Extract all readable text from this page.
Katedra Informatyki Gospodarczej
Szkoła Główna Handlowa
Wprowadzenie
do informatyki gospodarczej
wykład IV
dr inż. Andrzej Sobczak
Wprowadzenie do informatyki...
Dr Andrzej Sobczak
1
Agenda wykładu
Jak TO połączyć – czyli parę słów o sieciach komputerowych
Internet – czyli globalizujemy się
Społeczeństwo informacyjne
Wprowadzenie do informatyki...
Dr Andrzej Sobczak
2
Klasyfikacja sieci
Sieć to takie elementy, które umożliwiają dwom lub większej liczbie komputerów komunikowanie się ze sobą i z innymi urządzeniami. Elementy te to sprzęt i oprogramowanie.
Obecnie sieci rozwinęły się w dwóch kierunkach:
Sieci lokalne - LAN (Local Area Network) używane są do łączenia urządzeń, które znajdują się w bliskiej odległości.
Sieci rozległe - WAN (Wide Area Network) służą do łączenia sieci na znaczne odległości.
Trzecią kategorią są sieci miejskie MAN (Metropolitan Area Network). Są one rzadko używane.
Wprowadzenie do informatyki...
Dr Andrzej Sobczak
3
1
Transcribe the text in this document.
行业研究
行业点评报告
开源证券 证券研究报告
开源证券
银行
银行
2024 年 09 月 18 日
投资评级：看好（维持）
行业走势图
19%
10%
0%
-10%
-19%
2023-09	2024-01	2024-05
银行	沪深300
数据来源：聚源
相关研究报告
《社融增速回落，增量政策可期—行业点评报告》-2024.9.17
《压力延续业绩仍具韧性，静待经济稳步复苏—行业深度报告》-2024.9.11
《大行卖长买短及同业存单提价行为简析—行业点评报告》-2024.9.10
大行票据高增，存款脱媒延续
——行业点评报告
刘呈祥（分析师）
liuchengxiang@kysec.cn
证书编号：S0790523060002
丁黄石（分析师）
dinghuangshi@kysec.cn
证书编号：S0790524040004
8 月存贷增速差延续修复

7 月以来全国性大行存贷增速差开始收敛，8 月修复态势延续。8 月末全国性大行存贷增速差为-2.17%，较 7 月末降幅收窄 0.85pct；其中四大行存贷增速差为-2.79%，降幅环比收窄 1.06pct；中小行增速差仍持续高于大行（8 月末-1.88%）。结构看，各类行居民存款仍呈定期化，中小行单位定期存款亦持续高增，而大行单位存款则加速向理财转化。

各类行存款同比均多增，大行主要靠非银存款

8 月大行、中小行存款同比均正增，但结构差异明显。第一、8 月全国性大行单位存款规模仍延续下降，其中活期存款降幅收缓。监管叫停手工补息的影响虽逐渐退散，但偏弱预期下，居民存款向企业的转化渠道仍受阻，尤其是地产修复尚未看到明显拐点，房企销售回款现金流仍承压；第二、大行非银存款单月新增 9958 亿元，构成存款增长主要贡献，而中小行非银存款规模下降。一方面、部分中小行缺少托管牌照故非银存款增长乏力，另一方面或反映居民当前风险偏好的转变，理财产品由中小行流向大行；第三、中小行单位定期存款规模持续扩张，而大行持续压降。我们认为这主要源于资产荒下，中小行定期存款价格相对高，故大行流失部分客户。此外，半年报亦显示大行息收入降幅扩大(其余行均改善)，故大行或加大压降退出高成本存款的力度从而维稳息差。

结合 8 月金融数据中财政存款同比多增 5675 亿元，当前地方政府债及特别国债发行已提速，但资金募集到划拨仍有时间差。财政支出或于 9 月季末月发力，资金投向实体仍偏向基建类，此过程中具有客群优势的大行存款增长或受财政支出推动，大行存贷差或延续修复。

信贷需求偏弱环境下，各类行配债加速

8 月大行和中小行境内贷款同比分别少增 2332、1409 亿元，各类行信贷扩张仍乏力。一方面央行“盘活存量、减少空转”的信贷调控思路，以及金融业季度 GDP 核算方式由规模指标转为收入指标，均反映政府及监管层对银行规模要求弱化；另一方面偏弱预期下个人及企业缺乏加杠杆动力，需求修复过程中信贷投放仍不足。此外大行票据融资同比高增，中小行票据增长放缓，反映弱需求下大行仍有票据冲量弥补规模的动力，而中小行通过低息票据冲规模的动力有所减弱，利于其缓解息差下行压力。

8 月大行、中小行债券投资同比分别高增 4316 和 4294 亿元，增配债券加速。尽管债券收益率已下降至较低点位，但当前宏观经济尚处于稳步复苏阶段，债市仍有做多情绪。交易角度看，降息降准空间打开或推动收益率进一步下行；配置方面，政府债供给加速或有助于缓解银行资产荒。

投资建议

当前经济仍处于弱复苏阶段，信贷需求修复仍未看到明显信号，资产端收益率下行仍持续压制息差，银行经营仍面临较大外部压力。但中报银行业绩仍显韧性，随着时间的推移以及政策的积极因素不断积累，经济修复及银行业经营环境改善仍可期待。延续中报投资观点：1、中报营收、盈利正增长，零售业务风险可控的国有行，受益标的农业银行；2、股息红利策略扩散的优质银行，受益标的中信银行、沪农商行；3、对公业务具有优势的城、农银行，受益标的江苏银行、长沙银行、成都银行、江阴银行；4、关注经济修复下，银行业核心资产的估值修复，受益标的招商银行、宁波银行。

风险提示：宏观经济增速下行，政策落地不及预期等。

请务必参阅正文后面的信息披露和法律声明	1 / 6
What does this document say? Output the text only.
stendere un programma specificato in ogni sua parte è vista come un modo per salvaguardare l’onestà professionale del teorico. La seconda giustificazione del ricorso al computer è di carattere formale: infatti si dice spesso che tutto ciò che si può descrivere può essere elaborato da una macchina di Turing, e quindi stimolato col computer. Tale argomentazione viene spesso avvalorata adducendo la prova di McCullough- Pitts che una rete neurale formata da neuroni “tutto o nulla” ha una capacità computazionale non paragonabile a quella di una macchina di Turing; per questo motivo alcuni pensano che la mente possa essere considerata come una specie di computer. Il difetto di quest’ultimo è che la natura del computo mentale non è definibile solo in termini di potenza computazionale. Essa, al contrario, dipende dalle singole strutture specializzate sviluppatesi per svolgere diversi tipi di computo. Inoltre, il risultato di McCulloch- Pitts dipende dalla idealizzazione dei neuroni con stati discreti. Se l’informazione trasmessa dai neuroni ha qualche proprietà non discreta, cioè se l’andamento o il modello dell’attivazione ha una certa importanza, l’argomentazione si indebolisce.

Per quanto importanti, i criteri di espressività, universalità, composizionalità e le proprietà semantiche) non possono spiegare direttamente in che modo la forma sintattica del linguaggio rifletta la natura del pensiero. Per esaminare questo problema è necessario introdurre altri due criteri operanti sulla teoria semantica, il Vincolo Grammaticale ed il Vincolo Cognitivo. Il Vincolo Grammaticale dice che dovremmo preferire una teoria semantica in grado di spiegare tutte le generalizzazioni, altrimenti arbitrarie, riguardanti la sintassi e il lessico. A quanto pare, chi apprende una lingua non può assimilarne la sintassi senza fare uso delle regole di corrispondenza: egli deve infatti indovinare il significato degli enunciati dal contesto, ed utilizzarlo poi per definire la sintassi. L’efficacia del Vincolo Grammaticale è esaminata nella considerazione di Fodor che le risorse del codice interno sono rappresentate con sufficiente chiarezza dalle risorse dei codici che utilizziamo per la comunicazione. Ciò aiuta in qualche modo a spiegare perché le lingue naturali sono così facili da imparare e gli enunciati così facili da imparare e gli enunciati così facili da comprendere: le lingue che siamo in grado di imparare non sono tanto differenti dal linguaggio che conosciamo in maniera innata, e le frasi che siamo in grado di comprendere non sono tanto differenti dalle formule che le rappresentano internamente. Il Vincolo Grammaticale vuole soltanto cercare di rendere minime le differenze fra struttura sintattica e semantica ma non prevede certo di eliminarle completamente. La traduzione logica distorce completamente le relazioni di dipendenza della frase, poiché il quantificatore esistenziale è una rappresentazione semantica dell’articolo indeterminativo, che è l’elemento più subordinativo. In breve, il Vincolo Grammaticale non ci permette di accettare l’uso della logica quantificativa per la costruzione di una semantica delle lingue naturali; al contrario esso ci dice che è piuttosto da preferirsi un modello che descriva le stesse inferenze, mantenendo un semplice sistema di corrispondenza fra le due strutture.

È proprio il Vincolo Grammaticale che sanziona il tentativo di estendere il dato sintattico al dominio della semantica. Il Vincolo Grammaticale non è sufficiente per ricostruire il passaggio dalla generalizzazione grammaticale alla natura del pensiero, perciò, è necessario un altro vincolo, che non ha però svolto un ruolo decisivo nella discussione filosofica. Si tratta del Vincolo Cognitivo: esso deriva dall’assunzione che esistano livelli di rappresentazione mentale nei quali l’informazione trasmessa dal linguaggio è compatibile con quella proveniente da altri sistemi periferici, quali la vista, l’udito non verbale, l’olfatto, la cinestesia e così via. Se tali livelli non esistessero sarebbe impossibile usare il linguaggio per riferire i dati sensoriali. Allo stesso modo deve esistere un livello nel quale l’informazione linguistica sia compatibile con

########

DIRECTION → Using the listing above, list every line in which the string "行业点评报告" occurs.

SOLUTION FOR THIS PROBLEM →
行业点评报告
《社融增速回落，增量政策可期—行业点评报告》-2024.9.17
《大行卖长买短及同业存单提价行为简析—行业点评报告》-2024.9.10
——行业点评报告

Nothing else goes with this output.